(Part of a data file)
** Start **

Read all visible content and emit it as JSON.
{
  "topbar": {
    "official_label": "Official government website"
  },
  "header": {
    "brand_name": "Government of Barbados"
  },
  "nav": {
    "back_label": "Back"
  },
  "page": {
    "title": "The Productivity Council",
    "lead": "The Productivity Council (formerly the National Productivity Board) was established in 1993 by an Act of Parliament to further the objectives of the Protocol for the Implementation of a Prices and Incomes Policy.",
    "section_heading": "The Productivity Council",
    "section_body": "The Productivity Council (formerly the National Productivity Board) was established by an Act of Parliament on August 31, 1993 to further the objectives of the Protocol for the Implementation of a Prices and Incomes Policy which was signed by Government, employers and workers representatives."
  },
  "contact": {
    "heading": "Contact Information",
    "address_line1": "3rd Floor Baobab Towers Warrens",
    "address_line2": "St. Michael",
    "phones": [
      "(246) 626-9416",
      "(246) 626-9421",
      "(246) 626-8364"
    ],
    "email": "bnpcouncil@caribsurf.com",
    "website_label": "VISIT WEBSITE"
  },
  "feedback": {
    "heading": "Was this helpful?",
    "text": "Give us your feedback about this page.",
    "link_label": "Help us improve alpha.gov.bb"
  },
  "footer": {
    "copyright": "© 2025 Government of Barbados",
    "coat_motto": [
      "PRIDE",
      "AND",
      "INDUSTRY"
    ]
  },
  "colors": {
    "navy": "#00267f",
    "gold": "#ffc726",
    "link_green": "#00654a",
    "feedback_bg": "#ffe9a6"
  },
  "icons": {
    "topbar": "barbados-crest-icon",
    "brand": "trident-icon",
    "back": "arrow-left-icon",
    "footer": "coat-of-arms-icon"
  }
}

** End **

Extract the entries above verbatim.

Read all visible content and emit it as JSON.
{
  "topbar": {
    "official_label": "Official government website"
  },
  "header": {
    "brand_name": "Government of Barbados"
  },
  "nav": {
    "back_label": "Back"
  },
  "page": {
    "title": "The Productivity Council",
    "lead": "The Productivity Council (formerly the National Productivity Board) was established in 1993 by an Act of Parliament to further the objectives of the Protocol for the Implementation of a Prices and Incomes Policy.",
    "section_heading": "The Productivity Council",
    "section_body": "The Productivity Council (formerly the National Productivity Board) was established by an Act of Parliament on August 31, 1993 to further the objectives of the Protocol for the Implementation of a Prices and Incomes Policy which was signed by Government, employers and workers representatives."
  },
  "contact": {
    "heading": "Contact Information",
    "address_line1": "3rd Floor Baobab Towers Warrens",
    "address_line2": "St. Michael",
    "phones": [
      "(246) 626-9416",
      "(246) 626-9421",
      "(246) 626-8364"
    ],
    "email": "bnpcouncil@caribsurf.com",
    "website_label": "VISIT WEBSITE"
  },
  "feedback": {
    "heading": "Was this helpful?",
    "text": "Give us your feedback about this page.",
    "link_label": "Help us improve alpha.gov.bb"
  },
  "footer": {
    "copyright": "© 2025 Government of Barbados",
    "coat_motto": [
      "PRIDE",
      "AND",
      "INDUSTRY"
    ]
  },
  "colors": {
    "navy": "#00267f",
    "gold": "#ffc726",
    "link_green": "#00654a",
    "feedback_bg": "#ffe9a6"
  },
  "icons": {
    "topbar": "barbados-crest-icon",
    "brand": "trident-icon",
    "back": "arrow-left-icon",
    "footer": "coat-of-arms-icon"
  }
}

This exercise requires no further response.